[What you should do]: Reproduce every entry exactly as shown.
◆ ◆ ◆ ◆
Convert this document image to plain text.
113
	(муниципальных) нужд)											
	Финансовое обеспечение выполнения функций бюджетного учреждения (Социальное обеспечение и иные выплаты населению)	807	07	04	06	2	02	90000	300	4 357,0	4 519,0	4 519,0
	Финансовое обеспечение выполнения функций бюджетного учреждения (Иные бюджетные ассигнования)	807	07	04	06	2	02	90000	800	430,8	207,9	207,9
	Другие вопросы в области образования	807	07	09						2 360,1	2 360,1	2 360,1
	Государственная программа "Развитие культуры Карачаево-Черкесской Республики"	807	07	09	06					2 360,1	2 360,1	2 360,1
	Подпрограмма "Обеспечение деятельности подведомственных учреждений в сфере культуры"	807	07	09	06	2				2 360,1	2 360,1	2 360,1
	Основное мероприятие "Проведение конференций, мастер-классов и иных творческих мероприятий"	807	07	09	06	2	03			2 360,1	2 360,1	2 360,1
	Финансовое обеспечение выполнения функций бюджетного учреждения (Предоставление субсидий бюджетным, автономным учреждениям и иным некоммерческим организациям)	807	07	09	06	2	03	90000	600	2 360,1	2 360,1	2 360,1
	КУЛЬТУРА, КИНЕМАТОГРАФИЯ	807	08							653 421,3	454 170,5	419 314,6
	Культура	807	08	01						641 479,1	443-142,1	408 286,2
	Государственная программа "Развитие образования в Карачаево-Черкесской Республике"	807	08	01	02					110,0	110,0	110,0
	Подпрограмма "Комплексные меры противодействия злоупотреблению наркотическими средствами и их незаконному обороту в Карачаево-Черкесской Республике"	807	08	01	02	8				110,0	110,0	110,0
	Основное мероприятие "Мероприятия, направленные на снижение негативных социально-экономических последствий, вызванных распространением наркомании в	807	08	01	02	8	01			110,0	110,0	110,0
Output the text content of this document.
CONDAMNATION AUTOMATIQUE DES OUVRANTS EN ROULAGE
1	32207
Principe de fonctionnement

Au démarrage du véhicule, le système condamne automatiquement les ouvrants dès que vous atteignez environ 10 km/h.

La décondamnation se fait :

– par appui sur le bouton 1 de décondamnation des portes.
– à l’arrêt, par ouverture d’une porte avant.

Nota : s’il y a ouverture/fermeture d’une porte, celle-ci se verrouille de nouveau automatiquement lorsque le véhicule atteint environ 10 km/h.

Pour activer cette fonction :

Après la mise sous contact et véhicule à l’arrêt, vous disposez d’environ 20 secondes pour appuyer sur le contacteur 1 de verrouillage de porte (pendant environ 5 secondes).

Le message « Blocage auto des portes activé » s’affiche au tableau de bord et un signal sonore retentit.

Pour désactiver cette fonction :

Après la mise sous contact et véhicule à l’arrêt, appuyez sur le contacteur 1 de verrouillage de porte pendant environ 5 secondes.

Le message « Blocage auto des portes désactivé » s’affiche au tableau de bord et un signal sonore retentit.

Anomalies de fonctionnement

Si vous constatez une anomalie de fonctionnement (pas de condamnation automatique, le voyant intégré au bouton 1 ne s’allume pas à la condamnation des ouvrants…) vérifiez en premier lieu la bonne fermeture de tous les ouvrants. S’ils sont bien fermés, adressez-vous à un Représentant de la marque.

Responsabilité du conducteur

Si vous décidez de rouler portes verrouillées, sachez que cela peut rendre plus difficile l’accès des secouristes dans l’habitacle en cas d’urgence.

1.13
◆ ◆ ◆ ◆
[Response to this task]:
Convert this document image to plain text.
113
	(муниципальных) нужд)											
	Финансовое обеспечение выполнения функций бюджетного учреждения (Социальное обеспечение и иные выплаты населению)	807	07	04	06	2	02	90000	300	4 357,0	4 519,0	4 519,0
	Финансовое обеспечение выполнения функций бюджетного учреждения (Иные бюджетные ассигнования)	807	07	04	06	2	02	90000	800	430,8	207,9	207,9
	Другие вопросы в области образования	807	07	09						2 360,1	2 360,1	2 360,1
	Государственная программа "Развитие культуры Карачаево-Черкесской Республики"	807	07	09	06					2 360,1	2 360,1	2 360,1
	Подпрограмма "Обеспечение деятельности подведомственных учреждений в сфере культуры"	807	07	09	06	2				2 360,1	2 360,1	2 360,1
	Основное мероприятие "Проведение конференций, мастер-классов и иных творческих мероприятий"	807	07	09	06	2	03			2 360,1	2 360,1	2 360,1
	Финансовое обеспечение выполнения функций бюджетного учреждения (Предоставление субсидий бюджетным, автономным учреждениям и иным некоммерческим организациям)	807	07	09	06	2	03	90000	600	2 360,1	2 360,1	2 360,1
	КУЛЬТУРА, КИНЕМАТОГРАФИЯ	807	08							653 421,3	454 170,5	419 314,6
	Культура	807	08	01						641 479,1	443-142,1	408 286,2
	Государственная программа "Развитие образования в Карачаево-Черкесской Республике"	807	08	01	02					110,0	110,0	110,0
	Подпрограмма "Комплексные меры противодействия злоупотреблению наркотическими средствами и их незаконному обороту в Карачаево-Черкесской Республике"	807	08	01	02	8				110,0	110,0	110,0
	Основное мероприятие "Мероприятия, направленные на снижение негативных социально-экономических последствий, вызванных распространением наркомании в	807	08	01	02	8	01			110,0	110,0	110,0
Output the text content of this document.
CONDAMNATION AUTOMATIQUE DES OUVRANTS EN ROULAGE
1	32207
Principe de fonctionnement

Au démarrage du véhicule, le système condamne automatiquement les ouvrants dès que vous atteignez environ 10 km/h.

La décondamnation se fait :

– par appui sur le bouton 1 de décondamnation des portes.
– à l’arrêt, par ouverture d’une porte avant.

Nota : s’il y a ouverture/fermeture d’une porte, celle-ci se verrouille de nouveau automatiquement lorsque le véhicule atteint environ 10 km/h.

Pour activer cette fonction :

Après la mise sous contact et véhicule à l’arrêt, vous disposez d’environ 20 secondes pour appuyer sur le contacteur 1 de verrouillage de porte (pendant environ 5 secondes).

Le message « Blocage auto des portes activé » s’affiche au tableau de bord et un signal sonore retentit.

Pour désactiver cette fonction :

Après la mise sous contact et véhicule à l’arrêt, appuyez sur le contacteur 1 de verrouillage de porte pendant environ 5 secondes.

Le message « Blocage auto des portes désactivé » s’affiche au tableau de bord et un signal sonore retentit.

Anomalies de fonctionnement

Si vous constatez une anomalie de fonctionnement (pas de condamnation automatique, le voyant intégré au bouton 1 ne s’allume pas à la condamnation des ouvrants…) vérifiez en premier lieu la bonne fermeture de tous les ouvrants. S’ils sont bien fermés, adressez-vous à un Représentant de la marque.

Responsabilité du conducteur

Si vous décidez de rouler portes verrouillées, sachez que cela peut rendre plus difficile l’accès des secouristes dans l’habitacle en cas d’urgence.

1.13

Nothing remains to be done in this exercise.